━━━ Records for the task
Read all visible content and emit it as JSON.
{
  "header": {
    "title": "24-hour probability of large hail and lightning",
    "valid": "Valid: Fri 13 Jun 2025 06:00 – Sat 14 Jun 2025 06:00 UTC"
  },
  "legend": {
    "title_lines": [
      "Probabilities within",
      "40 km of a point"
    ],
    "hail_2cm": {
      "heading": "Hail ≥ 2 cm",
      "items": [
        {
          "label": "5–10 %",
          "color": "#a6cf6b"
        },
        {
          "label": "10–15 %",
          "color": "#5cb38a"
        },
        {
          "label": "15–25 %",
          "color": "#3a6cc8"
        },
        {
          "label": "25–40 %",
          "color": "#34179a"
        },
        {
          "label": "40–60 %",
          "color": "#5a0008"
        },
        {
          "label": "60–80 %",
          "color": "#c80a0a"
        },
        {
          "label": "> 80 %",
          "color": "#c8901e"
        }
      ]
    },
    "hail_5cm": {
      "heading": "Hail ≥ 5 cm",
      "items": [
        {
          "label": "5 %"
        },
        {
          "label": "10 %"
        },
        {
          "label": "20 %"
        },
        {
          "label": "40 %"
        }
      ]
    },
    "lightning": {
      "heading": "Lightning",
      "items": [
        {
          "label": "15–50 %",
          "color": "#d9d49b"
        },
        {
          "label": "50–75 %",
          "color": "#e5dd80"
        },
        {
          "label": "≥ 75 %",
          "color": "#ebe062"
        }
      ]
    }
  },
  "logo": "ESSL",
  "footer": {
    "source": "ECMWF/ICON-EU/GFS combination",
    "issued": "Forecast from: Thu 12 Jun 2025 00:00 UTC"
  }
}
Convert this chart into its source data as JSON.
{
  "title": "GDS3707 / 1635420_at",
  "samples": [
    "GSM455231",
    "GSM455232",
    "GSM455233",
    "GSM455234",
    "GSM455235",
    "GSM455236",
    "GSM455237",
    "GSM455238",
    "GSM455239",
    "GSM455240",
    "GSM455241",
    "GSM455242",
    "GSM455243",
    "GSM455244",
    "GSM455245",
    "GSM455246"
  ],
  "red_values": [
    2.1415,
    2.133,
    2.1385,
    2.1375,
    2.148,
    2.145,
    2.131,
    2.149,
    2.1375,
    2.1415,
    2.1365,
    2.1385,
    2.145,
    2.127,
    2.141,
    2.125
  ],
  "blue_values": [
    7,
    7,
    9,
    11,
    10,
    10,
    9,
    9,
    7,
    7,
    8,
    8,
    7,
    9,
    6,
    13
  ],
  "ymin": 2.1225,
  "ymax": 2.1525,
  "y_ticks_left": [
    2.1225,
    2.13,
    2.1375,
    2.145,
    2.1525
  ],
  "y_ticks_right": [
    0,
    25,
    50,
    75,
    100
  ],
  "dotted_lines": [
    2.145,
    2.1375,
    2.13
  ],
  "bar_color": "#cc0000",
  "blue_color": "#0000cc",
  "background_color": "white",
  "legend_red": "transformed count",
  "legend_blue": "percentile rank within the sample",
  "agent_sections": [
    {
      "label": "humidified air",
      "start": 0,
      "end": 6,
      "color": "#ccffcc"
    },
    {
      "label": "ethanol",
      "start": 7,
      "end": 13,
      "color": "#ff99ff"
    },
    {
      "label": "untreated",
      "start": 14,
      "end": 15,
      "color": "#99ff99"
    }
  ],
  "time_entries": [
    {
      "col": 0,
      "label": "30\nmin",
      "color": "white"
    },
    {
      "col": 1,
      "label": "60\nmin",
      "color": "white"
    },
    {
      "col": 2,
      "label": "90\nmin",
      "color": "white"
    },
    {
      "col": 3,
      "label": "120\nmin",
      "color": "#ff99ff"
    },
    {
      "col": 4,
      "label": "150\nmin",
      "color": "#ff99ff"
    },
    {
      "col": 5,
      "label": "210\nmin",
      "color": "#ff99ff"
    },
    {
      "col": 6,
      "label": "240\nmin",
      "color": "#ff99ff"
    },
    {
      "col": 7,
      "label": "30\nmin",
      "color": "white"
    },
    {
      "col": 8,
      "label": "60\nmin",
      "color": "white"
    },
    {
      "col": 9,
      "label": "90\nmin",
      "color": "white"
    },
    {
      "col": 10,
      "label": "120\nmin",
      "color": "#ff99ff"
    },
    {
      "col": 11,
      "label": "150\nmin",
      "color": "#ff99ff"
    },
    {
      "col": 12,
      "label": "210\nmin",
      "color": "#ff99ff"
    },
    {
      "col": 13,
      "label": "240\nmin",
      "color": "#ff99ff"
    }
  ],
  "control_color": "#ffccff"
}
━━━━━━
*Short task*:
Return the whole listing exactly, with every line included.

*Result of this exercise*:
Read all visible content and emit it as JSON.
{
  "header": {
    "title": "24-hour probability of large hail and lightning",
    "valid": "Valid: Fri 13 Jun 2025 06:00 – Sat 14 Jun 2025 06:00 UTC"
  },
  "legend": {
    "title_lines": [
      "Probabilities within",
      "40 km of a point"
    ],
    "hail_2cm": {
      "heading": "Hail ≥ 2 cm",
      "items": [
        {
          "label": "5–10 %",
          "color": "#a6cf6b"
        },
        {
          "label": "10–15 %",
          "color": "#5cb38a"
        },
        {
          "label": "15–25 %",
          "color": "#3a6cc8"
        },
        {
          "label": "25–40 %",
          "color": "#34179a"
        },
        {
          "label": "40–60 %",
          "color": "#5a0008"
        },
        {
          "label": "60–80 %",
          "color": "#c80a0a"
        },
        {
          "label": "> 80 %",
          "color": "#c8901e"
        }
      ]
    },
    "hail_5cm": {
      "heading": "Hail ≥ 5 cm",
      "items": [
        {
          "label": "5 %"
        },
        {
          "label": "10 %"
        },
        {
          "label": "20 %"
        },
        {
          "label": "40 %"
        }
      ]
    },
    "lightning": {
      "heading": "Lightning",
      "items": [
        {
          "label": "15–50 %",
          "color": "#d9d49b"
        },
        {
          "label": "50–75 %",
          "color": "#e5dd80"
        },
        {
          "label": "≥ 75 %",
          "color": "#ebe062"
        }
      ]
    }
  },
  "logo": "ESSL",
  "footer": {
    "source": "ECMWF/ICON-EU/GFS combination",
    "issued": "Forecast from: Thu 12 Jun 2025 00:00 UTC"
  }
}
Convert this chart into its source data as JSON.
{
  "title": "GDS3707 / 1635420_at",
  "samples": [
    "GSM455231",
    "GSM455232",
    "GSM455233",
    "GSM455234",
    "GSM455235",
    "GSM455236",
    "GSM455237",
    "GSM455238",
    "GSM455239",
    "GSM455240",
    "GSM455241",
    "GSM455242",
    "GSM455243",
    "GSM455244",
    "GSM455245",
    "GSM455246"
  ],
  "red_values": [
    2.1415,
    2.133,
    2.1385,
    2.1375,
    2.148,
    2.145,
    2.131,
    2.149,
    2.1375,
    2.1415,
    2.1365,
    2.1385,
    2.145,
    2.127,
    2.141,
    2.125
  ],
  "blue_values": [
    7,
    7,
    9,
    11,
    10,
    10,
    9,
    9,
    7,
    7,
    8,
    8,
    7,
    9,
    6,
    13
  ],
  "ymin": 2.1225,
  "ymax": 2.1525,
  "y_ticks_left": [
    2.1225,
    2.13,
    2.1375,
    2.145,
    2.1525
  ],
  "y_ticks_right": [
    0,
    25,
    50,
    75,
    100
  ],
  "dotted_lines": [
    2.145,
    2.1375,
    2.13
  ],
  "bar_color": "#cc0000",
  "blue_color": "#0000cc",
  "background_color": "white",
  "legend_red": "transformed count",
  "legend_blue": "percentile rank within the sample",
  "agent_sections": [
    {
      "label": "humidified air",
      "start": 0,
      "end": 6,
      "color": "#ccffcc"
    },
    {
      "label": "ethanol",
      "start": 7,
      "end": 13,
      "color": "#ff99ff"
    },
    {
      "label": "untreated",
      "start": 14,
      "end": 15,
      "color": "#99ff99"
    }
  ],
  "time_entries": [
    {
      "col": 0,
      "label": "30\nmin",
      "color": "white"
    },
    {
      "col": 1,
      "label": "60\nmin",
      "color": "white"
    },
    {
      "col": 2,
      "label": "90\nmin",
      "color": "white"
    },
    {
      "col": 3,
      "label": "120\nmin",
      "color": "#ff99ff"
    },
    {
      "col": 4,
      "label": "150\nmin",
      "color": "#ff99ff"
    },
    {
      "col": 5,
      "label": "210\nmin",
      "color": "#ff99ff"
    },
    {
      "col": 6,
      "label": "240\nmin",
      "color": "#ff99ff"
    },
    {
      "col": 7,
      "label": "30\nmin",
      "color": "white"
    },
    {
      "col": 8,
      "label": "60\nmin",
      "color": "white"
    },
    {
      "col": 9,
      "label": "90\nmin",
      "color": "white"
    },
    {
      "col": 10,
      "label": "120\nmin",
      "color": "#ff99ff"
    },
    {
      "col": 11,
      "label": "150\nmin",
      "color": "#ff99ff"
    },
    {
      "col": 12,
      "label": "210\nmin",
      "color": "#ff99ff"
    },
    {
      "col": 13,
      "label": "240\nmin",
      "color": "#ff99ff"
    }
  ],
  "control_color": "#ffccff"
}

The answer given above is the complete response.